• [TEXT EXCERPT]:
Need to get office work done on a tablet? If you use an iPad, you can buy Apple's Pages for word processing, Numbers for spreadsheet work, and Keynote for slideshows ($9.99 each). Microsoft Windows Phone users have a free mobile version of Microsoft Office. Android users? We've had the free Google Drive—but it's terrible. (See Google Docs App for Android Tablets: The Ugly Truth.) So, what's an Android tablet user like me to do? The app that solves my office editing problem is Documents To Go (Full Version) from DataViz.
Documents To Go is faster and more flexible than Google Docs for Android. Add a Bluetooth keyboard, and you truly have an office to go. Documents To Go's ability to open Microsoft Word, Excel, and PowerPoint files without conversion makes it a must-have app for those who work daily with those document types.
To get the full version of Documents To Go with editing capabilities, you first have to install the free version. The free version gives you the ability to view Microsoft Word, Excel, PowerPoint, and PDF files on an Android device, using its Word To Go, Sheet To Go, Slideshow To Go, and PDF To Go viewers, respectively. Once you have the free version installed, you need to buy Documents To Go Full Version Key, $14.99. The key unlocks the ability to edit your Word, Excel, and PowerPoint docs, although not PDF.
The app's start screen is a simple one. It lets you view recently opened files, starred (flagged as important) files, files stored on your Android device, and files in the Google Drive cloud.

• [INFORMATION PROVIDED]:
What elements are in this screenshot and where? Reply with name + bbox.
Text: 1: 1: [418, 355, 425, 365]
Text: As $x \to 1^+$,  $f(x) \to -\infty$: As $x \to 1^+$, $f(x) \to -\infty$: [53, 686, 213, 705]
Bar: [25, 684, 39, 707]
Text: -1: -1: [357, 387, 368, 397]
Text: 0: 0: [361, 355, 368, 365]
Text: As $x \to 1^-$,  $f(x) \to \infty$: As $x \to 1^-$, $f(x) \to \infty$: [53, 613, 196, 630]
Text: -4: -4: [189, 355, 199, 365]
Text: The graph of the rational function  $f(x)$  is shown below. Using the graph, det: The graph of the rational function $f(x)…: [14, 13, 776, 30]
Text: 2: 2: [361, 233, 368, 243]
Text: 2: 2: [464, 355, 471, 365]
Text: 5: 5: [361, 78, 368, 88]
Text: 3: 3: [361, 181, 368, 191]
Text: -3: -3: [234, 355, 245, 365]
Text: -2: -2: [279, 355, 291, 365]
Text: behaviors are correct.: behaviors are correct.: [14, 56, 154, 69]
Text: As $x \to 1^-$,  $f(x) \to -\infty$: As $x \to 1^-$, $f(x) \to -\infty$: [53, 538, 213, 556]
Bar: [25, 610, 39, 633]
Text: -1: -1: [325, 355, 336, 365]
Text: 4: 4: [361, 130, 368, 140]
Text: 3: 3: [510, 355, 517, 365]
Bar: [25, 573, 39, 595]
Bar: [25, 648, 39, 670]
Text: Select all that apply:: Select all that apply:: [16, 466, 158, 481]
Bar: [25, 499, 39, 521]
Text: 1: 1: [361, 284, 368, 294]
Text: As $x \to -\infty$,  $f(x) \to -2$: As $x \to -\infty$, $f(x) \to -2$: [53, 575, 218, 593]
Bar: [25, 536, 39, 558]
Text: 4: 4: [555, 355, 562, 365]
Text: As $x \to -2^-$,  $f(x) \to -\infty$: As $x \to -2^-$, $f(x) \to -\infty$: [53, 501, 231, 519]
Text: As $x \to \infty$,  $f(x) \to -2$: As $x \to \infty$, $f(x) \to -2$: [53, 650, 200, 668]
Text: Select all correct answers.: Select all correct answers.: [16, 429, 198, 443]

• [EXERCISE 1]: In the Documents To Go review, what is the price of the Documents To Go Full Version Key?
• [EXERCISE 2]: Swap "start screen" for "home screen" in the Documents To Go review and write out the passage again. Begin at the words that contain "The app's start", and stop after "Google Drive cloud.".
Use only the Documents To Go review to complete the work.

• [WORKED SOLUTION 1]: $14.99.

• [WORKED SOLUTION 2]:
The app's home screen is a simple one. It lets you view recently opened files, starred (flagged as important) files, files stored on your Android device, and files in the Google Drive cloud.